### Quoted passage
- Ninth Circuit Says Fair Use Must be Considered Before Sending a DMCA Takedown Notice
- September 17, 2015 | Authors: Jessica D. Bradley; John G. Froemming; Susan M. Kayser; Anna E. Raimer; Meredith M. Wilkes
- Law Firms: Jones Day - Washington Office ; Jones Day - Houston Office ; Jones Day - Cleveland Office
- It is often said that hard cases make bad law. But what can be said of odd or even "crazy" cases? In one such case, Lenz v. Universal Music Corp., decided by the Ninth Circuit on September 14, 2015, a mother's 29-second home video of her two toddlers dancing to Prince's 1984 song "Let's Go Crazy" has made important new law with respect to "takedown notices" under the Digital Millennium Copyright Act ("DMCA"), holding that copyright holders must consider fair use before sending a takedown notification.
This decision increases the potential liability for copyright holders seeking to enforce their rights through the DMCA and should serve as a warning to ensure fair use is considered before sending a takedown notice.
Section 512(c) of the DMCA allows service providers, such as YouTube and Google, to avoid copyright infringement liability for storing users' content if, among other requirements, the service provider "expeditiously" removes or disables access to the content after receiving notification from a copyright holder that the content is infringing. In such "takedown notices," copyright holders are required to certify that: "We have a good faith belief that the above-described activity is not authorized by the copyright owner, its agent, or the law." 17 U.S.C. § 512(c)(3)(A).

### Data listing
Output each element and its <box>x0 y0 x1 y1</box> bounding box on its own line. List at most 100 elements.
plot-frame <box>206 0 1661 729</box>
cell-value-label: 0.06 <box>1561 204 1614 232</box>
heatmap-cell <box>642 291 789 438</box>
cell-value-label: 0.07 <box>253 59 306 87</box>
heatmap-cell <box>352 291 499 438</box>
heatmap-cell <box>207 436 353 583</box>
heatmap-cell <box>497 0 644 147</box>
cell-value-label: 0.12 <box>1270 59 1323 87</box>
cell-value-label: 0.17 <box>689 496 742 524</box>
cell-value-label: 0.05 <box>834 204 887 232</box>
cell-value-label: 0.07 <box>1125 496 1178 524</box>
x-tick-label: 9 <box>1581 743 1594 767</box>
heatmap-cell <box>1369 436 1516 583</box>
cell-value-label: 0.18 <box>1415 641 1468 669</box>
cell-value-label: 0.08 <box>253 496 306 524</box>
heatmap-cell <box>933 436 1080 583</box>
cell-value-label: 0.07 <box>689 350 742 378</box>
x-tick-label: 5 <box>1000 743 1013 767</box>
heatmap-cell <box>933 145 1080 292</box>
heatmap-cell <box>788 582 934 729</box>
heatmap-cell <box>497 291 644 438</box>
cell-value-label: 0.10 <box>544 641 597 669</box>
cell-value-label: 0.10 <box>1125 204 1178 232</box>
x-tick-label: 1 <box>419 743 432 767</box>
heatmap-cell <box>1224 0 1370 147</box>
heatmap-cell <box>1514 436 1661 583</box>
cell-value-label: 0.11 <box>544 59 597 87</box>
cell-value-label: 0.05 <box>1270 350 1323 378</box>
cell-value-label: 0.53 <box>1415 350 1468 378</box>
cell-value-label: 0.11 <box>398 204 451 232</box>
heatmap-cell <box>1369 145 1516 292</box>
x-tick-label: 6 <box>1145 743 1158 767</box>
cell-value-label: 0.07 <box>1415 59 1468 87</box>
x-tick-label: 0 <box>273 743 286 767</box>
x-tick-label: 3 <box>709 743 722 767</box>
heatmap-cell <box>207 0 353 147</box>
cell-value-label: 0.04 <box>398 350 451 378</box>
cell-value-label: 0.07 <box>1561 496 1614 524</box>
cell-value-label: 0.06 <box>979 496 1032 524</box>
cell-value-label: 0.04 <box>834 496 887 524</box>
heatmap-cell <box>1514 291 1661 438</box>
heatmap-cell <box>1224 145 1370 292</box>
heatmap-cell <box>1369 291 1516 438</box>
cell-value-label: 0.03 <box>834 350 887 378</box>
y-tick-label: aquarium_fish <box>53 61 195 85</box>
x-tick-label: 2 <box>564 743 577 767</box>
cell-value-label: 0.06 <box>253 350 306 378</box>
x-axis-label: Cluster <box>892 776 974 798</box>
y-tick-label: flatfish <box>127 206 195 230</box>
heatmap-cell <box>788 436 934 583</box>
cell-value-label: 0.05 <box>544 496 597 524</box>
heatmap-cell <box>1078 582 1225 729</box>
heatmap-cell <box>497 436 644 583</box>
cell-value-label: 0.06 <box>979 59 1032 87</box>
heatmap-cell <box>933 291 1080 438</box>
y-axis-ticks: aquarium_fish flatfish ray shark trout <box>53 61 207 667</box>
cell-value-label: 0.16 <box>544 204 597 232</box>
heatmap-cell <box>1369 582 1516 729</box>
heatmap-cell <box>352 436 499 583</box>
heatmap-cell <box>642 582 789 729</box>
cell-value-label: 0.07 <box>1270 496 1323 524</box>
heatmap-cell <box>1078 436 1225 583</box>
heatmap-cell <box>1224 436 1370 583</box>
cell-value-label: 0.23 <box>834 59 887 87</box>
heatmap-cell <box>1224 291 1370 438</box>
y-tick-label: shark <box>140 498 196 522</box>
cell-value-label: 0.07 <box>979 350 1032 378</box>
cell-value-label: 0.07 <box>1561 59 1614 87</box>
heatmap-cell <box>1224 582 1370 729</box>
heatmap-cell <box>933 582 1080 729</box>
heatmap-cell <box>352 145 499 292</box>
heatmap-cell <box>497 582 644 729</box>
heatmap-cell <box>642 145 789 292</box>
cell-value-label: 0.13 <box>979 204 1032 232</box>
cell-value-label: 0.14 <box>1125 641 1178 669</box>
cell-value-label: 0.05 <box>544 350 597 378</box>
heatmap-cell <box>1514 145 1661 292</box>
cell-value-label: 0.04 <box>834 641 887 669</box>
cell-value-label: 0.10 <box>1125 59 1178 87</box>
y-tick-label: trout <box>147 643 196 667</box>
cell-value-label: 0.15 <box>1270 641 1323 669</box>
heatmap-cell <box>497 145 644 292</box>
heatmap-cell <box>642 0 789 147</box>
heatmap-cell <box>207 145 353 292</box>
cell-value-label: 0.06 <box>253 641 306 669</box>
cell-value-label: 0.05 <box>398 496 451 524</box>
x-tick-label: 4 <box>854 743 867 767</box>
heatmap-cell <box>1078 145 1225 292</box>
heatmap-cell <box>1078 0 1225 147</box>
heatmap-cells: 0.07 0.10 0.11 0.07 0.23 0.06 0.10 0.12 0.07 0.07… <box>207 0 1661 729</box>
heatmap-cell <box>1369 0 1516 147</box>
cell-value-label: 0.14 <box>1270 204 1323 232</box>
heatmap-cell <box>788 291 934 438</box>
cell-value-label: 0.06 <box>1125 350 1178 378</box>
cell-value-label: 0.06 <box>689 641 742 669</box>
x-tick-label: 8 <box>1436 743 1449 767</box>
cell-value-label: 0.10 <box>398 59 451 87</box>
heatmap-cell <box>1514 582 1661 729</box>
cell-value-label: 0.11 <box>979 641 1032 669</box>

### What is asked
• A. Print everything in the Ninth Circuit DMCA article from "This decision increases" down to "U.S.C. § 512(c)(3)(A).", word for word.
• B. Output everything in the records from their first line down to the line containing "heatmap-cell <box>933 145 1080 292</box>", with both of those lines included, reproducing each line verbatim.

### Outputs by task
• A.
This decision increases the potential liability for copyright holders seeking to enforce their rights through the DMCA and should serve as a warning to ensure fair use is considered before sending a takedown notice.
Section 512(c) of the DMCA allows service providers, such as YouTube and Google, to avoid copyright infringement liability for storing users' content if, among other requirements, the service provider "expeditiously" removes or disables access to the content after receiving notification from a copyright holder that the content is infringing. In such "takedown notices," copyright holders are required to certify that: "We have a good faith belief that the above-described activity is not authorized by the copyright owner, its agent, or the law." 17 U.S.C. § 512(c)(3)(A).

• B.
Output each element and its <box>x0 y0 x1 y1</box> bounding box on its own line. List at most 100 elements.
plot-frame <box>206 0 1661 729</box>
cell-value-label: 0.06 <box>1561 204 1614 232</box>
heatmap-cell <box>642 291 789 438</box>
cell-value-label: 0.07 <box>253 59 306 87</box>
heatmap-cell <box>352 291 499 438</box>
heatmap-cell <box>207 436 353 583</box>
heatmap-cell <box>497 0 644 147</box>
cell-value-label: 0.12 <box>1270 59 1323 87</box>
cell-value-label: 0.17 <box>689 496 742 524</box>
cell-value-label: 0.05 <box>834 204 887 232</box>
cell-value-label: 0.07 <box>1125 496 1178 524</box>
x-tick-label: 9 <box>1581 743 1594 767</box>
heatmap-cell <box>1369 436 1516 583</box>
cell-value-label: 0.18 <box>1415 641 1468 669</box>
cell-value-label: 0.08 <box>253 496 306 524</box>
heatmap-cell <box>933 436 1080 583</box>
cell-value-label: 0.07 <box>689 350 742 378</box>
x-tick-label: 5 <box>1000 743 1013 767</box>
heatmap-cell <box>933 145 1080 292</box>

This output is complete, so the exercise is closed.